-- Begin Given information --

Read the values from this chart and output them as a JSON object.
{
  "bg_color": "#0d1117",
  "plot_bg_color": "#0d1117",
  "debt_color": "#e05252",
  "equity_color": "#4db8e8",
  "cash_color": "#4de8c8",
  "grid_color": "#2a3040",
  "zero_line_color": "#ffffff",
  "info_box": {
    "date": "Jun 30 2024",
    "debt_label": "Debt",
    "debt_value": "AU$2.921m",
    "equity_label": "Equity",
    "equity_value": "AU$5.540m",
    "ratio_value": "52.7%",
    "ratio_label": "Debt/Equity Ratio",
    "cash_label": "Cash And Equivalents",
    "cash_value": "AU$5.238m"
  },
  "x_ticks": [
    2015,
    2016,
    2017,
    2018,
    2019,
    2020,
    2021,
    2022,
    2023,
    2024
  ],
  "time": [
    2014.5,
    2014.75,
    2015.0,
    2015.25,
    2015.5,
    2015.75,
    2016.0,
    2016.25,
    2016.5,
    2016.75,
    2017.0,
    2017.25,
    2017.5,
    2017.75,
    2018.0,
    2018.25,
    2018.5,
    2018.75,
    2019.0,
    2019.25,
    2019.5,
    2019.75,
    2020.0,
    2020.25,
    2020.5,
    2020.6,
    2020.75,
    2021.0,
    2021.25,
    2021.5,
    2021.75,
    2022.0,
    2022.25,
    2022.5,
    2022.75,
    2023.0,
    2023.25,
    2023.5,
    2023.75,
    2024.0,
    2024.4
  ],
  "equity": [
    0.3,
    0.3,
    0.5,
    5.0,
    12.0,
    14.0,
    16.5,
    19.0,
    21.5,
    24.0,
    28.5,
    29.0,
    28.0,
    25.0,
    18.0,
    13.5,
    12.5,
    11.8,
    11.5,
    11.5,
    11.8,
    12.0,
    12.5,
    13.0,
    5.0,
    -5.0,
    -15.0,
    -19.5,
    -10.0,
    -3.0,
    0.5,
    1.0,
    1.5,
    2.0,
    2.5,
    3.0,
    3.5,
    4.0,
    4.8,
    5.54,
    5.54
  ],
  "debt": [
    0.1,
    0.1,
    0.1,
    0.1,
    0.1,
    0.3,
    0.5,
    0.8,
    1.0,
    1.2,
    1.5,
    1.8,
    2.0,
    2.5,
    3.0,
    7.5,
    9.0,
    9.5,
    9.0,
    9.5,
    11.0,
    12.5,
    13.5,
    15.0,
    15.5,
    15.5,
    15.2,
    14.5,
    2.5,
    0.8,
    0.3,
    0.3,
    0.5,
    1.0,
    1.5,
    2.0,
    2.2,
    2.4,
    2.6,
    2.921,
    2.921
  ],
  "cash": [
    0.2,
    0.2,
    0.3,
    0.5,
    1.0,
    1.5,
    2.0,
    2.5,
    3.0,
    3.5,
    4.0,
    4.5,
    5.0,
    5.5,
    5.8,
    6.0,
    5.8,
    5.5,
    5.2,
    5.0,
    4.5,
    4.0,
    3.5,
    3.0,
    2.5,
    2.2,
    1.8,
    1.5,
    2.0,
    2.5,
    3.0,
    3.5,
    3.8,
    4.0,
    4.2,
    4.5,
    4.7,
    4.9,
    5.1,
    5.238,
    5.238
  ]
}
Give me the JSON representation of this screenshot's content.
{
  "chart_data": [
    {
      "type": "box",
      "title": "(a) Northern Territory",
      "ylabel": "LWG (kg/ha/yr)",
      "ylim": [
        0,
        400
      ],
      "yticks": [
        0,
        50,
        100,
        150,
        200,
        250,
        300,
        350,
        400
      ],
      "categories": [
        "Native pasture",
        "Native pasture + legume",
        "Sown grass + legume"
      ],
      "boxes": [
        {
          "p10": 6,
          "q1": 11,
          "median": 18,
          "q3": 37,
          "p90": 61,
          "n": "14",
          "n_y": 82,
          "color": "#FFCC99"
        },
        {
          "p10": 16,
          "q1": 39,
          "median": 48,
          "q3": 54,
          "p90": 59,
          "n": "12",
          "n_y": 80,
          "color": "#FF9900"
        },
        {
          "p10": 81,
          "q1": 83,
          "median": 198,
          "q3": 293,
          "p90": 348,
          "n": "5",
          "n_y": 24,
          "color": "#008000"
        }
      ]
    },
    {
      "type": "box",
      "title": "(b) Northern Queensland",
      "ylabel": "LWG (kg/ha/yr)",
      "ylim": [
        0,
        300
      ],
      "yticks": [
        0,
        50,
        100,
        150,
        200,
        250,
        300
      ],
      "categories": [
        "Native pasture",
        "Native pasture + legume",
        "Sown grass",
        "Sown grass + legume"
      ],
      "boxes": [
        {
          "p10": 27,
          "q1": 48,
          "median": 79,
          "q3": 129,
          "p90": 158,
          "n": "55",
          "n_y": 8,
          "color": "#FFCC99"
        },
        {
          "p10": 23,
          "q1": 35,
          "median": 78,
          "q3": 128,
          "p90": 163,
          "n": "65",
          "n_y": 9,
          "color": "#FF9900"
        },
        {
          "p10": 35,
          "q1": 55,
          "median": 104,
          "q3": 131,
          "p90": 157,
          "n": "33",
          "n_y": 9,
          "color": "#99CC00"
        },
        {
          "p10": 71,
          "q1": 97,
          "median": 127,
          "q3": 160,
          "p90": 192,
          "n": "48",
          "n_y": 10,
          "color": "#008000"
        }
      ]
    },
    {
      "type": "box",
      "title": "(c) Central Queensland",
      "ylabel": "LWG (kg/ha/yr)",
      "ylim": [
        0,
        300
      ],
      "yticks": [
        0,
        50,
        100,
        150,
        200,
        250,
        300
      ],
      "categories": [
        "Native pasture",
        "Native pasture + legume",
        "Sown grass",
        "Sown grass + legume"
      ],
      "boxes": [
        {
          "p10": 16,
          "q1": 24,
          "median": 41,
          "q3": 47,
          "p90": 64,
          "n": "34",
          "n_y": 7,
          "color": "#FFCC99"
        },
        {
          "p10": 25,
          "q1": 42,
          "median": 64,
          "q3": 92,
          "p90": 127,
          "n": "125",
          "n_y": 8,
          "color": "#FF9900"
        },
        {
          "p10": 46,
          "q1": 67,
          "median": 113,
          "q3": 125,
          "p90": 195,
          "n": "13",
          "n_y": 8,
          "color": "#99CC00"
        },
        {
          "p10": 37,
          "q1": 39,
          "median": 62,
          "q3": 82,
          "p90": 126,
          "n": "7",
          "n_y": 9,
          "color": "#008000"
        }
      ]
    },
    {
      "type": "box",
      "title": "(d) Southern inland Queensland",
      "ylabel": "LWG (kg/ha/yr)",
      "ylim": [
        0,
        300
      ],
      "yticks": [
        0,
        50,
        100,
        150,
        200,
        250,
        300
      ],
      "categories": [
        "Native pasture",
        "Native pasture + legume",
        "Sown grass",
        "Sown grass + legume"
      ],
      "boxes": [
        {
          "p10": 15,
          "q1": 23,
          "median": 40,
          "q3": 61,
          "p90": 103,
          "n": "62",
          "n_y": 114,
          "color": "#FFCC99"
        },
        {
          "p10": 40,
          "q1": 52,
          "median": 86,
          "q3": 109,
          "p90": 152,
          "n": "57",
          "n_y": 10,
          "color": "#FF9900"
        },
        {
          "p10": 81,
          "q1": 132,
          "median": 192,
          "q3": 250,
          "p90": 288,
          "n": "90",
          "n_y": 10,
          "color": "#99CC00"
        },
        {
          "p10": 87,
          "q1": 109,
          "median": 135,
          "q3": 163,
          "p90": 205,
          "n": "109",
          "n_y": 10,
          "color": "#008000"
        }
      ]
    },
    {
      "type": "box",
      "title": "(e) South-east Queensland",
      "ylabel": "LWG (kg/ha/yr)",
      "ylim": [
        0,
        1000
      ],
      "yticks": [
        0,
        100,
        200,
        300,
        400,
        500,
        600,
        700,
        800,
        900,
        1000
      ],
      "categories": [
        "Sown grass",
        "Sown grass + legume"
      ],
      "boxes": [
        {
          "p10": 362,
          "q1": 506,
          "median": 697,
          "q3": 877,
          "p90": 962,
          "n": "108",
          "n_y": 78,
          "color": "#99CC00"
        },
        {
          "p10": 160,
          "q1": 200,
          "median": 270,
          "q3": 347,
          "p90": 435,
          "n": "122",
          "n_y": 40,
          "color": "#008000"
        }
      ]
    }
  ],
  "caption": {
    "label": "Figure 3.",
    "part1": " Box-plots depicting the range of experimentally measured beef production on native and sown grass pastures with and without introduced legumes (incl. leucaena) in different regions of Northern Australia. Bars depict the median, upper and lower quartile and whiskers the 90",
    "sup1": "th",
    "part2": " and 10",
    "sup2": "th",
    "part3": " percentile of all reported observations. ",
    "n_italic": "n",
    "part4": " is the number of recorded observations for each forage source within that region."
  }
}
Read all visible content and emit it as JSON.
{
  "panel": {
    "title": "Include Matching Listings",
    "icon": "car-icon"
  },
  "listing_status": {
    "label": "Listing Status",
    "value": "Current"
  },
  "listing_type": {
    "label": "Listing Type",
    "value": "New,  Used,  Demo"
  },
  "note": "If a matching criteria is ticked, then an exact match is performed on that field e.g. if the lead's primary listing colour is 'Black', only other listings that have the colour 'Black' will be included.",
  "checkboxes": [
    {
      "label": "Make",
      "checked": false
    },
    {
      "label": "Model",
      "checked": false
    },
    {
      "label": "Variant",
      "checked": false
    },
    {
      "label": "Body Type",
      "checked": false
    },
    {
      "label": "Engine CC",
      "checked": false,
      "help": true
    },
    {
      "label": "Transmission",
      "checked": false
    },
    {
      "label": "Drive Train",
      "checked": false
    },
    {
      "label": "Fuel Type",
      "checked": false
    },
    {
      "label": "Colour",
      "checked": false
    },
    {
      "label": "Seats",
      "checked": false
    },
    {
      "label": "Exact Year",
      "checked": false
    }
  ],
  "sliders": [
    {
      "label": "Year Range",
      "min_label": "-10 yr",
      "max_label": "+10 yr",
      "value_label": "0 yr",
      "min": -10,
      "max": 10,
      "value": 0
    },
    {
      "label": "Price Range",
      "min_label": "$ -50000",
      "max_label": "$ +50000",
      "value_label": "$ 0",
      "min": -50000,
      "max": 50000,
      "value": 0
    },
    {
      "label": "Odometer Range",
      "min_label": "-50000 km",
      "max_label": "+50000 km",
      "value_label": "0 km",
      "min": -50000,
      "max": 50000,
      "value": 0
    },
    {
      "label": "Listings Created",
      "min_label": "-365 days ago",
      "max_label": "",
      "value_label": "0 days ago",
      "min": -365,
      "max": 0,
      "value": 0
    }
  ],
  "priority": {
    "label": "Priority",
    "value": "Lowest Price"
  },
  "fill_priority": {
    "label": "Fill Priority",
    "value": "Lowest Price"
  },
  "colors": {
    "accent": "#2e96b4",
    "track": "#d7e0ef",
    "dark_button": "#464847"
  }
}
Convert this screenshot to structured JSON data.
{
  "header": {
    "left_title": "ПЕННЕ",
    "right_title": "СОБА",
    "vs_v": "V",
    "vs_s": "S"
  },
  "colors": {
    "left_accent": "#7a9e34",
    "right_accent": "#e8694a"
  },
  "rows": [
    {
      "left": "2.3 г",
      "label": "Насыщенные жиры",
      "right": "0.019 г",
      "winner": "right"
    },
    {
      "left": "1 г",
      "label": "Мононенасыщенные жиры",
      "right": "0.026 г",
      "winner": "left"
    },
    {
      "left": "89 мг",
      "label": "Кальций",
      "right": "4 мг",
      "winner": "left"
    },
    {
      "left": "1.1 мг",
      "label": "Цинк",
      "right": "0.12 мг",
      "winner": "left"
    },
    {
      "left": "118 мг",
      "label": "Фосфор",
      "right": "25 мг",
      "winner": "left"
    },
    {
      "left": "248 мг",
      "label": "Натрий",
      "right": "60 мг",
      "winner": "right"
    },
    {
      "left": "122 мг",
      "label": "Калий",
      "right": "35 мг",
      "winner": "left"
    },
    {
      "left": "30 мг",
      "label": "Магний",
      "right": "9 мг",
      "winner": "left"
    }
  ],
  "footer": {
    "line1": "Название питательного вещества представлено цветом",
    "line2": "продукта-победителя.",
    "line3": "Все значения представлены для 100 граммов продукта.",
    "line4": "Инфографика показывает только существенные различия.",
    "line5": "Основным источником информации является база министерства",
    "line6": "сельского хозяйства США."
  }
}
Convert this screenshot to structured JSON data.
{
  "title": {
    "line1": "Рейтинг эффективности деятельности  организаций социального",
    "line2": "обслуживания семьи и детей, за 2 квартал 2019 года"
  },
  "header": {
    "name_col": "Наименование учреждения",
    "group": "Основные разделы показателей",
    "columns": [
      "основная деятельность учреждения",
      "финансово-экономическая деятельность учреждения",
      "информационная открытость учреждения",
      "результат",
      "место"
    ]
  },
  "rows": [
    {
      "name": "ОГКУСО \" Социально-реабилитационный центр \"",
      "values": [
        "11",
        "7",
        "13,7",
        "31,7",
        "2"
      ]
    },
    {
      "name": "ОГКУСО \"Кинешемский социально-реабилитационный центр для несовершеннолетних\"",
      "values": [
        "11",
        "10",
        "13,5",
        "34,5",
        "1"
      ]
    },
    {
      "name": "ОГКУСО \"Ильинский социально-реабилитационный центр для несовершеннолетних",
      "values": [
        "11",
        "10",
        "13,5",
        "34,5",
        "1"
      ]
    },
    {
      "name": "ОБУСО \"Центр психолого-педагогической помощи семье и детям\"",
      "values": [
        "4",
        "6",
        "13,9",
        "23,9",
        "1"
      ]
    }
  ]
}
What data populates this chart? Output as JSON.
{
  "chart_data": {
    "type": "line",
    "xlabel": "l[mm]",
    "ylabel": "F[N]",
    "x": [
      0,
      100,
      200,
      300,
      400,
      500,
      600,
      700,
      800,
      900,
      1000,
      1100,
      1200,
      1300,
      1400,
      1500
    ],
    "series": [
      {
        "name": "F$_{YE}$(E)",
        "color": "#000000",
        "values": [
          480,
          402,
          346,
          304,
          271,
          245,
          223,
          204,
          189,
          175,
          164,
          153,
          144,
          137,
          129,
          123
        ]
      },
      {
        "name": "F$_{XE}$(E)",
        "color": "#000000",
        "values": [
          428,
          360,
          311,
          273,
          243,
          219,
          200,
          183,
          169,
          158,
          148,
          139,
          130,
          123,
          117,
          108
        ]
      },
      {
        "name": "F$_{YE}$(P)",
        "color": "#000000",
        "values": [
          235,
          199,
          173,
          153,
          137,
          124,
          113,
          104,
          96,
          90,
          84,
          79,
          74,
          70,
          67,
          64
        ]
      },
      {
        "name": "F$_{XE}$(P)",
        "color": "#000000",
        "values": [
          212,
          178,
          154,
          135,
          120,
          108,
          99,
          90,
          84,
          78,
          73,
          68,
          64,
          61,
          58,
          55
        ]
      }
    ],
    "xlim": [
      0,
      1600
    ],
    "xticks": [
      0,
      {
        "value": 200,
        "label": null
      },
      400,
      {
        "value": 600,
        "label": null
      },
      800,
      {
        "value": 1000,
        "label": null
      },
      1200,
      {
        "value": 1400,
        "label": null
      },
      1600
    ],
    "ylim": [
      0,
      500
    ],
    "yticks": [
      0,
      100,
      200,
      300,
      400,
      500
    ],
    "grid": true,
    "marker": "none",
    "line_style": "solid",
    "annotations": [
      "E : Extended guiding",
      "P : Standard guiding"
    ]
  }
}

-- End Given information --

» **Written problem**: Scan the material above for the word "Northern". Copy each line where it occurs.

» **Exercise output**:
      "title": "(a) Northern Territory",
      "title": "(b) Northern Queensland",
    "part1": " Box-plots depicting the range of experimentally measured beef production on native and sown grass pastures with and without introduced legumes (incl. leucaena) in different regions of Northern Australia. Bars depict the median, upper and lower quartile and whiskers the 90",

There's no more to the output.